● **Excerpted records**:

══════

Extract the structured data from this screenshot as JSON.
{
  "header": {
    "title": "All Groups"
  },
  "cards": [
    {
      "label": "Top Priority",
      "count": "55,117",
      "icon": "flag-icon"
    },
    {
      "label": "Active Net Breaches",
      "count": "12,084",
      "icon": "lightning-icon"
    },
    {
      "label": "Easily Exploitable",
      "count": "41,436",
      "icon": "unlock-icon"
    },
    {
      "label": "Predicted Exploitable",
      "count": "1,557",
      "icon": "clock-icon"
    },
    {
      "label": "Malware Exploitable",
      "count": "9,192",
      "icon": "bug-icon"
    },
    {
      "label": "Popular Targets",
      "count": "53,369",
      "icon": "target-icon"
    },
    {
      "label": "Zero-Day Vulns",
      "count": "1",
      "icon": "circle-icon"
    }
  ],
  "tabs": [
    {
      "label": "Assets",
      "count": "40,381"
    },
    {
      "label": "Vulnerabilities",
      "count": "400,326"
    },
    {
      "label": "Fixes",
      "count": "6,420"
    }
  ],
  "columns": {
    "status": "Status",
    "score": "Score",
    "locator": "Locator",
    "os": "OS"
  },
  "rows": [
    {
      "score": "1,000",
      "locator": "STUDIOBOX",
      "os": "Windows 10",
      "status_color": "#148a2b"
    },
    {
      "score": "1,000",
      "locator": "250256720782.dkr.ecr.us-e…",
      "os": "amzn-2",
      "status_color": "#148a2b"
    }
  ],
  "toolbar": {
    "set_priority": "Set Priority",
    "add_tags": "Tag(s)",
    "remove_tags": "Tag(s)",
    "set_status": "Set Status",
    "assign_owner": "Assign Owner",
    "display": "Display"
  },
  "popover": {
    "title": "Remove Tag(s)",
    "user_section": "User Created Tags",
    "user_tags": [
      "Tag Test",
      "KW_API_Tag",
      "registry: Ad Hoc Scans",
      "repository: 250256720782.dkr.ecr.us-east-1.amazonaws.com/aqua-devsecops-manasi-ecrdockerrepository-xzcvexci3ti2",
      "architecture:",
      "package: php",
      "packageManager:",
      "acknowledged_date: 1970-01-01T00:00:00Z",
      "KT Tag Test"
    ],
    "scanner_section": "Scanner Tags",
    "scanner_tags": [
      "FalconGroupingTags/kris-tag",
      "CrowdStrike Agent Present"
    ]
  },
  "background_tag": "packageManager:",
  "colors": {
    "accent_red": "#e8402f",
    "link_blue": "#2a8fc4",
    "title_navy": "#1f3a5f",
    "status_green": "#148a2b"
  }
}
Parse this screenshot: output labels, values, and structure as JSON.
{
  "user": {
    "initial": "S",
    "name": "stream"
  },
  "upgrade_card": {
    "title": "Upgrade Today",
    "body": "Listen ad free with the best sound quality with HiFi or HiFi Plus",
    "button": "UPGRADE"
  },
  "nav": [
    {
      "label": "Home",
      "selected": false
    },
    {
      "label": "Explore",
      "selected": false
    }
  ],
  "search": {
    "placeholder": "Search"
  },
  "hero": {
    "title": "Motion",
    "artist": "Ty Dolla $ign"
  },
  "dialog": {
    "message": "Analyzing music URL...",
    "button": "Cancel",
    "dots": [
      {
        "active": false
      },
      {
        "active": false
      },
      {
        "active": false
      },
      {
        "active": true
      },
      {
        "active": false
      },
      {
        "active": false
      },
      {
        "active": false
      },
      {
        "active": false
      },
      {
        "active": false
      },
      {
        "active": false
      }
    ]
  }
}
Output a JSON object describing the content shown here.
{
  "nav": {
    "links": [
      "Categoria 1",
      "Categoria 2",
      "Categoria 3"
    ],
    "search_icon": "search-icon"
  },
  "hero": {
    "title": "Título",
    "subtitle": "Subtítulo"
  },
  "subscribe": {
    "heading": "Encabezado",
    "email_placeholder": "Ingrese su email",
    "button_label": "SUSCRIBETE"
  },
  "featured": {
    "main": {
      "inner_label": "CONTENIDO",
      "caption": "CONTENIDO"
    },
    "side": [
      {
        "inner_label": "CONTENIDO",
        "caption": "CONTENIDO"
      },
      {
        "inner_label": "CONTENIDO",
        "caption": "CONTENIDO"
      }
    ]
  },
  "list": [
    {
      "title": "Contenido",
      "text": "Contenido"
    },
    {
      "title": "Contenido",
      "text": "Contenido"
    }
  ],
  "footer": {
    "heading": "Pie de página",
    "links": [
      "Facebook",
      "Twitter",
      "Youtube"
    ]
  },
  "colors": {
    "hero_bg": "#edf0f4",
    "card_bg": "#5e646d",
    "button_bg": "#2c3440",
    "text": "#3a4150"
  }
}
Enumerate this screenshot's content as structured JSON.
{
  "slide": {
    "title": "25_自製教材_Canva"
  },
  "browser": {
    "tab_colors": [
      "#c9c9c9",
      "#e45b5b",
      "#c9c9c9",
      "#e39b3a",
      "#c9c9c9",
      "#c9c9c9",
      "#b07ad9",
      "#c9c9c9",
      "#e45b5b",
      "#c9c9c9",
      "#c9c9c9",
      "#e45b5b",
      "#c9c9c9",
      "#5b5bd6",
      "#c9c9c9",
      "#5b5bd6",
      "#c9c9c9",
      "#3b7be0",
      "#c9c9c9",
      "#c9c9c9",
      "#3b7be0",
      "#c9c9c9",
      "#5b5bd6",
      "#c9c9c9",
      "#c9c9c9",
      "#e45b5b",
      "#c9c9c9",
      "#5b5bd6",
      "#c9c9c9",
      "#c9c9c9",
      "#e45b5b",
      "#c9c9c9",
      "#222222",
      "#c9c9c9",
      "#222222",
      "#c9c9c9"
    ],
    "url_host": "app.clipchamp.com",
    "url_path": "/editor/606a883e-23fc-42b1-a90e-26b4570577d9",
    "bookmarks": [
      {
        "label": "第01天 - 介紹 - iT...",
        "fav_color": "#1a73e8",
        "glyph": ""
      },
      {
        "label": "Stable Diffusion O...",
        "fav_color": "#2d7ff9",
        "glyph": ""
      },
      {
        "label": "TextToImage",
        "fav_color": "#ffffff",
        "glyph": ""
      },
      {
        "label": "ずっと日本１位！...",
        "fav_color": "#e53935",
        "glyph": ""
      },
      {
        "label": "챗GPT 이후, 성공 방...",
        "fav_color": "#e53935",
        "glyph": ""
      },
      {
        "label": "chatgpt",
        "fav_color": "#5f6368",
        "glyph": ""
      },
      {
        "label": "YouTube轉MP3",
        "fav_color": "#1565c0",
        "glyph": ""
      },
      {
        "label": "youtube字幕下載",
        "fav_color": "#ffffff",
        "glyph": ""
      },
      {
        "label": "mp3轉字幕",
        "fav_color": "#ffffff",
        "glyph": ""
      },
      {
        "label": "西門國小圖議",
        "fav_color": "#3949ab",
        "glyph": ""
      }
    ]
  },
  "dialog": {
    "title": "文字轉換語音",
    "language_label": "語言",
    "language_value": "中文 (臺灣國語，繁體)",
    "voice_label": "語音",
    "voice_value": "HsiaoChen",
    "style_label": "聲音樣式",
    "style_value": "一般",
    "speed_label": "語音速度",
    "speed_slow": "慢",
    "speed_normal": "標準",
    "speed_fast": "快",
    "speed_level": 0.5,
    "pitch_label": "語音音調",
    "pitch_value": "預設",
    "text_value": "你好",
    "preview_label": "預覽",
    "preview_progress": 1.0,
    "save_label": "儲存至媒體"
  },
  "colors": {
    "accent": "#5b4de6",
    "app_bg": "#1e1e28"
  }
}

══════

● **Brief**: Each line above must be printed exactly as it appears.

● **Task response**:
Extract the structured data from this screenshot as JSON.
{
  "header": {
    "title": "All Groups"
  },
  "cards": [
    {
      "label": "Top Priority",
      "count": "55,117",
      "icon": "flag-icon"
    },
    {
      "label": "Active Net Breaches",
      "count": "12,084",
      "icon": "lightning-icon"
    },
    {
      "label": "Easily Exploitable",
      "count": "41,436",
      "icon": "unlock-icon"
    },
    {
      "label": "Predicted Exploitable",
      "count": "1,557",
      "icon": "clock-icon"
    },
    {
      "label": "Malware Exploitable",
      "count": "9,192",
      "icon": "bug-icon"
    },
    {
      "label": "Popular Targets",
      "count": "53,369",
      "icon": "target-icon"
    },
    {
      "label": "Zero-Day Vulns",
      "count": "1",
      "icon": "circle-icon"
    }
  ],
  "tabs": [
    {
      "label": "Assets",
      "count": "40,381"
    },
    {
      "label": "Vulnerabilities",
      "count": "400,326"
    },
    {
      "label": "Fixes",
      "count": "6,420"
    }
  ],
  "columns": {
    "status": "Status",
    "score": "Score",
    "locator": "Locator",
    "os": "OS"
  },
  "rows": [
    {
      "score": "1,000",
      "locator": "STUDIOBOX",
      "os": "Windows 10",
      "status_color": "#148a2b"
    },
    {
      "score": "1,000",
      "locator": "250256720782.dkr.ecr.us-e…",
      "os": "amzn-2",
      "status_color": "#148a2b"
    }
  ],
  "toolbar": {
    "set_priority": "Set Priority",
    "add_tags": "Tag(s)",
    "remove_tags": "Tag(s)",
    "set_status": "Set Status",
    "assign_owner": "Assign Owner",
    "display": "Display"
  },
  "popover": {
    "title": "Remove Tag(s)",
    "user_section": "User Created Tags",
    "user_tags": [
      "Tag Test",
      "KW_API_Tag",
      "registry: Ad Hoc Scans",
      "repository: 250256720782.dkr.ecr.us-east-1.amazonaws.com/aqua-devsecops-manasi-ecrdockerrepository-xzcvexci3ti2",
      "architecture:",
      "package: php",
      "packageManager:",
      "acknowledged_date: 1970-01-01T00:00:00Z",
      "KT Tag Test"
    ],
    "scanner_section": "Scanner Tags",
    "scanner_tags": [
      "FalconGroupingTags/kris-tag",
      "CrowdStrike Agent Present"
    ]
  },
  "background_tag": "packageManager:",
  "colors": {
    "accent_red": "#e8402f",
    "link_blue": "#2a8fc4",
    "title_navy": "#1f3a5f",
    "status_green": "#148a2b"
  }
}
Parse this screenshot: output labels, values, and structure as JSON.
{
  "user": {
    "initial": "S",
    "name": "stream"
  },
  "upgrade_card": {
    "title": "Upgrade Today",
    "body": "Listen ad free with the best sound quality with HiFi or HiFi Plus",
    "button": "UPGRADE"
  },
  "nav": [
    {
      "label": "Home",
      "selected": false
    },
    {
      "label": "Explore",
      "selected": false
    }
  ],
  "search": {
    "placeholder": "Search"
  },
  "hero": {
    "title": "Motion",
    "artist": "Ty Dolla $ign"
  },
  "dialog": {
    "message": "Analyzing music URL...",
    "button": "Cancel",
    "dots": [
      {
        "active": false
      },
      {
        "active": false
      },
      {
        "active": false
      },
      {
        "active": true
      },
      {
        "active": false
      },
      {
        "active": false
      },
      {
        "active": false
      },
      {
        "active": false
      },
      {
        "active": false
      },
      {
        "active": false
      }
    ]
  }
}
Output a JSON object describing the content shown here.
{
  "nav": {
    "links": [
      "Categoria 1",
      "Categoria 2",
      "Categoria 3"
    ],
    "search_icon": "search-icon"
  },
  "hero": {
    "title": "Título",
    "subtitle": "Subtítulo"
  },
  "subscribe": {
    "heading": "Encabezado",
    "email_placeholder": "Ingrese su email",
    "button_label": "SUSCRIBETE"
  },
  "featured": {
    "main": {
      "inner_label": "CONTENIDO",
      "caption": "CONTENIDO"
    },
    "side": [
      {
        "inner_label": "CONTENIDO",
        "caption": "CONTENIDO"
      },
      {
        "inner_label": "CONTENIDO",
        "caption": "CONTENIDO"
      }
    ]
  },
  "list": [
    {
      "title": "Contenido",
      "text": "Contenido"
    },
    {
      "title": "Contenido",
      "text": "Contenido"
    }
  ],
  "footer": {
    "heading": "Pie de página",
    "links": [
      "Facebook",
      "Twitter",
      "Youtube"
    ]
  },
  "colors": {
    "hero_bg": "#edf0f4",
    "card_bg": "#5e646d",
    "button_bg": "#2c3440",
    "text": "#3a4150"
  }
}
Enumerate this screenshot's content as structured JSON.
{
  "slide": {
    "title": "25_自製教材_Canva"
  },
  "browser": {
    "tab_colors": [
      "#c9c9c9",
      "#e45b5b",
      "#c9c9c9",
      "#e39b3a",
      "#c9c9c9",
      "#c9c9c9",
      "#b07ad9",
      "#c9c9c9",
      "#e45b5b",
      "#c9c9c9",
      "#c9c9c9",
      "#e45b5b",
      "#c9c9c9",
      "#5b5bd6",
      "#c9c9c9",
      "#5b5bd6",
      "#c9c9c9",
      "#3b7be0",
      "#c9c9c9",
      "#c9c9c9",
      "#3b7be0",
      "#c9c9c9",
      "#5b5bd6",
      "#c9c9c9",
      "#c9c9c9",
      "#e45b5b",
      "#c9c9c9",
      "#5b5bd6",
      "#c9c9c9",
      "#c9c9c9",
      "#e45b5b",
      "#c9c9c9",
      "#222222",
      "#c9c9c9",
      "#222222",
      "#c9c9c9"
    ],
    "url_host": "app.clipchamp.com",
    "url_path": "/editor/606a883e-23fc-42b1-a90e-26b4570577d9",
    "bookmarks": [
      {
        "label": "第01天 - 介紹 - iT...",
        "fav_color": "#1a73e8",
        "glyph": ""
      },
      {
        "label": "Stable Diffusion O...",
        "fav_color": "#2d7ff9",
        "glyph": ""
      },
      {
        "label": "TextToImage",
        "fav_color": "#ffffff",
        "glyph": ""
      },
      {
        "label": "ずっと日本１位！...",
        "fav_color": "#e53935",
        "glyph": ""
      },
      {
        "label": "챗GPT 이후, 성공 방...",
        "fav_color": "#e53935",
        "glyph": ""
      },
      {
        "label": "chatgpt",
        "fav_color": "#5f6368",
        "glyph": ""
      },
      {
        "label": "YouTube轉MP3",
        "fav_color": "#1565c0",
        "glyph": ""
      },
      {
        "label": "youtube字幕下載",
        "fav_color": "#ffffff",
        "glyph": ""
      },
      {
        "label": "mp3轉字幕",
        "fav_color": "#ffffff",
        "glyph": ""
      },
      {
        "label": "西門國小圖議",
        "fav_color": "#3949ab",
        "glyph": ""
      }
    ]
  },
  "dialog": {
    "title": "文字轉換語音",
    "language_label": "語言",
    "language_value": "中文 (臺灣國語，繁體)",
    "voice_label": "語音",
    "voice_value": "HsiaoChen",
    "style_label": "聲音樣式",
    "style_value": "一般",
    "speed_label": "語音速度",
    "speed_slow": "慢",
    "speed_normal": "標準",
    "speed_fast": "快",
    "speed_level": 0.5,
    "pitch_label": "語音音調",
    "pitch_value": "預設",
    "text_value": "你好",
    "preview_label": "預覽",
    "preview_progress": 1.0,
    "save_label": "儲存至媒體"
  },
  "colors": {
    "accent": "#5b4de6",
    "app_bg": "#1e1e28"
  }
}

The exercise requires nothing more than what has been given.